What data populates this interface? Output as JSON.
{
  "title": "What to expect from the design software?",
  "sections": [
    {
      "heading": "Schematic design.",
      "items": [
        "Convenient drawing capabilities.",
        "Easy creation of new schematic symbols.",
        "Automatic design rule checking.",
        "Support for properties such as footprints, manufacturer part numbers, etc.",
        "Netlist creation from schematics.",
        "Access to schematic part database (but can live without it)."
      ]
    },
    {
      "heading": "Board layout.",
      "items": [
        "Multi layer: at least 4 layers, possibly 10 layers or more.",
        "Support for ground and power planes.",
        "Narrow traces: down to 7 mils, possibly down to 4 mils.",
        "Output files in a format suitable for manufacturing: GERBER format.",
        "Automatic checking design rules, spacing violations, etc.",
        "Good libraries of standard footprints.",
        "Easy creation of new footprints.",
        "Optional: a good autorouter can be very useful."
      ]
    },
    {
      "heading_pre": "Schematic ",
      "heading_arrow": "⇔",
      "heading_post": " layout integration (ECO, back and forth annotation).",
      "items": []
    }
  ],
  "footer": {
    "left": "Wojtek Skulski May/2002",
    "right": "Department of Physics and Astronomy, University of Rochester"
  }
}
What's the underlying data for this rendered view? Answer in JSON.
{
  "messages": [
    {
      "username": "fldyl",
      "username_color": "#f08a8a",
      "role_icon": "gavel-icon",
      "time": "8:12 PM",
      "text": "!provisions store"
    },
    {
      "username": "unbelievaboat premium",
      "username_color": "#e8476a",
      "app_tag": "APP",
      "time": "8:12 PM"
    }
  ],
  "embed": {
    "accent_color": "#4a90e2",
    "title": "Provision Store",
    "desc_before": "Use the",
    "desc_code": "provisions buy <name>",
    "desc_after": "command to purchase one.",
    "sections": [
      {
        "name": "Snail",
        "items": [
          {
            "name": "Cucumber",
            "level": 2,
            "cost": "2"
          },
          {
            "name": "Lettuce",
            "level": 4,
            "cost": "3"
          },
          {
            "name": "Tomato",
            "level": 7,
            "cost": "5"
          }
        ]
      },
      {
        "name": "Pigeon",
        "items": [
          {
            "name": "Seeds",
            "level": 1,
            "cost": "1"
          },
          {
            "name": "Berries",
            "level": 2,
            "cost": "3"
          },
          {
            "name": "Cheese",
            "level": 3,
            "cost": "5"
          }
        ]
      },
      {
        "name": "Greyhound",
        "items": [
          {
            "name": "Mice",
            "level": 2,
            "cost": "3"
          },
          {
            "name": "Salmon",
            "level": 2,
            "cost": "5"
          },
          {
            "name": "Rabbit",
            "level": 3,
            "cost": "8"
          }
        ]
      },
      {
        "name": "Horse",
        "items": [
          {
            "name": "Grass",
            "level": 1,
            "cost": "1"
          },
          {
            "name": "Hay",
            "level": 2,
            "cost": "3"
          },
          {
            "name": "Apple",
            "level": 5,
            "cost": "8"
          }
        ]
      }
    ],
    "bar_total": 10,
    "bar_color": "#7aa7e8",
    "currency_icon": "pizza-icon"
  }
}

----

Identify each line in the records above that contains the word "icon", and copy it out in full.

      "role_icon": "gavel-icon",
    "currency_icon": "pizza-icon"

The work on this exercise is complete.